[Dataset excerpts]
----

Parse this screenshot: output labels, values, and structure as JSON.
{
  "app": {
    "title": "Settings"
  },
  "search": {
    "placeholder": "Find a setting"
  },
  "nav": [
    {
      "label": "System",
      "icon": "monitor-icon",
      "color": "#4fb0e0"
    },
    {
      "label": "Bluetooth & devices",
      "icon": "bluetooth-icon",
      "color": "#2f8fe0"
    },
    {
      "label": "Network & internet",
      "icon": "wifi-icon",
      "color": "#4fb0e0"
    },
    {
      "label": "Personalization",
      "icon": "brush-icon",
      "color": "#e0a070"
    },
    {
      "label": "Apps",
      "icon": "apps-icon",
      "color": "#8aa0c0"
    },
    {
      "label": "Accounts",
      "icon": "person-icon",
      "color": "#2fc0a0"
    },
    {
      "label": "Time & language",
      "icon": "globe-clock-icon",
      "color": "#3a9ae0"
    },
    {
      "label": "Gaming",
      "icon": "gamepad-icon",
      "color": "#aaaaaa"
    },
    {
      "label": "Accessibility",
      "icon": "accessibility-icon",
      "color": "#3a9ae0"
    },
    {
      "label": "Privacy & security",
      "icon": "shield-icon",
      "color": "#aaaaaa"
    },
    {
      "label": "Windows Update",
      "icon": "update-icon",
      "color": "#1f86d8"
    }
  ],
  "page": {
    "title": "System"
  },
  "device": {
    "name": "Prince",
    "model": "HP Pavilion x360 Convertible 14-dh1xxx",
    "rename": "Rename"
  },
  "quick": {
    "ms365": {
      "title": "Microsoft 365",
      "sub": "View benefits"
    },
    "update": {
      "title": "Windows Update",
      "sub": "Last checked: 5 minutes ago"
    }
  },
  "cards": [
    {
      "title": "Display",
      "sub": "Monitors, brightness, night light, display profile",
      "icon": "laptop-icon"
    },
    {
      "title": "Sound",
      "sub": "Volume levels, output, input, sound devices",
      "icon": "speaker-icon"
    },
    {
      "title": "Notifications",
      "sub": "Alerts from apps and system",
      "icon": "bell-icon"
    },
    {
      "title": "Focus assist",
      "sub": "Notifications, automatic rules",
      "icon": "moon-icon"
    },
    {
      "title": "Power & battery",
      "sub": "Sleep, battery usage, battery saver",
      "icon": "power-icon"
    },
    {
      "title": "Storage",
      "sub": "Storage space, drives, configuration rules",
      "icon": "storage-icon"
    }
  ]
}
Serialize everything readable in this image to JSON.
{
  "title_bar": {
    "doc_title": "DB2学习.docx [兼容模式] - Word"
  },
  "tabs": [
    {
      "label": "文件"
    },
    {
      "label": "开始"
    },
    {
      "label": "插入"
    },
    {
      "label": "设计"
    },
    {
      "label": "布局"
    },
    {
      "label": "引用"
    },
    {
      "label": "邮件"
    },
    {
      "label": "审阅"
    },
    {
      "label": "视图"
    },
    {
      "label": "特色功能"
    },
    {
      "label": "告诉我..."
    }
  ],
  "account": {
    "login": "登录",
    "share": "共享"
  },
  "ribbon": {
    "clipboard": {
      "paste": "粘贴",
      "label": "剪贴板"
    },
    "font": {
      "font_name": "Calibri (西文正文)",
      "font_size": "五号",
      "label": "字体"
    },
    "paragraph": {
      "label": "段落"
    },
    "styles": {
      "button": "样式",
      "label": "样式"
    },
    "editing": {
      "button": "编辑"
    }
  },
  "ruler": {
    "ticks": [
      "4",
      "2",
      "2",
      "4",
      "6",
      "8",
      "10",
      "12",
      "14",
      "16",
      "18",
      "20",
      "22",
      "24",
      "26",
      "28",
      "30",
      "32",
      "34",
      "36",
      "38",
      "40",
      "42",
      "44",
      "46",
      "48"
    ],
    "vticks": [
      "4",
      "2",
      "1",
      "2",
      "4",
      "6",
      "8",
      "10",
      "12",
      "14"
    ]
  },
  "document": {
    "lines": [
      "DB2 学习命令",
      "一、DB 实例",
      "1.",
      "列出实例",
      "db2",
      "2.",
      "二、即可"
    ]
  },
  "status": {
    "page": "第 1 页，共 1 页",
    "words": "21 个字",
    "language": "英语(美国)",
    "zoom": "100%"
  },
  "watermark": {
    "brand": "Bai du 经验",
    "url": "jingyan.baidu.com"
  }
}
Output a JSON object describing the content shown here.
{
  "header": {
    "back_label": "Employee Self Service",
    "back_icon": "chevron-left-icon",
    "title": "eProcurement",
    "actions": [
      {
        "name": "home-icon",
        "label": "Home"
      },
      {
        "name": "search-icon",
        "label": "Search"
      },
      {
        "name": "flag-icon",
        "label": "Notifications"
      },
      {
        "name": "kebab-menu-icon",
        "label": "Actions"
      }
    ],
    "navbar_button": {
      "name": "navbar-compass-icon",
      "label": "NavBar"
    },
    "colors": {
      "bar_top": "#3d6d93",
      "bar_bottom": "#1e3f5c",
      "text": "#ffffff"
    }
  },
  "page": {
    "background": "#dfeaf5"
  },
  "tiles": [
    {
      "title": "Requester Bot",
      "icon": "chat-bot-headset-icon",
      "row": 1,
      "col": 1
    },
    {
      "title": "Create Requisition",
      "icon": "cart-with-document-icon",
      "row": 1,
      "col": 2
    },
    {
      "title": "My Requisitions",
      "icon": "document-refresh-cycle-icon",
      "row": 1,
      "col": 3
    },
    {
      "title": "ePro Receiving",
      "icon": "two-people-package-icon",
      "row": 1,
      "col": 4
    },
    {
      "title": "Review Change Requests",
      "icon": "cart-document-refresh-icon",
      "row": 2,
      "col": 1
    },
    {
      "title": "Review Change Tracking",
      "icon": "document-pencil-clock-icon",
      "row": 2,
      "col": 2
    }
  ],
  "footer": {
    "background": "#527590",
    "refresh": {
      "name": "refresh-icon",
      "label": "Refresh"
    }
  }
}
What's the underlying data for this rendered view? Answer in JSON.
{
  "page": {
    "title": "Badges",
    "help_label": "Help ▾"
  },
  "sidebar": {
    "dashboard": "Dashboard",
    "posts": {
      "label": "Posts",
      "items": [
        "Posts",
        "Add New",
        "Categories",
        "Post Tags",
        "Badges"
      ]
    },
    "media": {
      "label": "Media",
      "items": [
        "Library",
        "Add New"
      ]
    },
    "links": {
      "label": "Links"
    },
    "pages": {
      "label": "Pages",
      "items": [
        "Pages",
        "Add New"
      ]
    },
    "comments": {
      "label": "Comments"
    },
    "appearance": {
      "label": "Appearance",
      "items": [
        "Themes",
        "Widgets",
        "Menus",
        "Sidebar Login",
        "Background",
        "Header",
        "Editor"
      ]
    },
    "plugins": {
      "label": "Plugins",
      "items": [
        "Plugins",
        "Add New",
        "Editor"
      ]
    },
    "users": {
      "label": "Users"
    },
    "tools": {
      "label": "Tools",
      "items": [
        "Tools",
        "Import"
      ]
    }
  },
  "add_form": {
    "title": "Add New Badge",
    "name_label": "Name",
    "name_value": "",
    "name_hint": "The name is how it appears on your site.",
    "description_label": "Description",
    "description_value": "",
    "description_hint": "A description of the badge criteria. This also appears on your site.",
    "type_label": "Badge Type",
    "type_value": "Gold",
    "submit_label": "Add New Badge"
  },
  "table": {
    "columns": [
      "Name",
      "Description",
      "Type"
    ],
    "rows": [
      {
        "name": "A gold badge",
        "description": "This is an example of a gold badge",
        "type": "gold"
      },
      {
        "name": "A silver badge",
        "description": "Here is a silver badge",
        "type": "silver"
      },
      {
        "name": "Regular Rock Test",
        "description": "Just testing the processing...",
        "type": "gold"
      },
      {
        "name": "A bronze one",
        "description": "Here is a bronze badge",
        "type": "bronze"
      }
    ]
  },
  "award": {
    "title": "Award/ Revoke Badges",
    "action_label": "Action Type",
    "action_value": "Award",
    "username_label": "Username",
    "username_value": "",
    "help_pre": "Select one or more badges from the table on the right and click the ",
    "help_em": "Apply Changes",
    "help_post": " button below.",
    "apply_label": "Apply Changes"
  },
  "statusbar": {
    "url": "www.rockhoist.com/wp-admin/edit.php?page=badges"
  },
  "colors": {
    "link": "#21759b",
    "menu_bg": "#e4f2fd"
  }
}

----

* [Exercise directions]
Search the lines above for the string "your", then show every one that has it.

* [Exercise result]
    "name_hint": "The name is how it appears on your site.",
    "description_hint": "A description of the badge criteria. This also appears on your site.",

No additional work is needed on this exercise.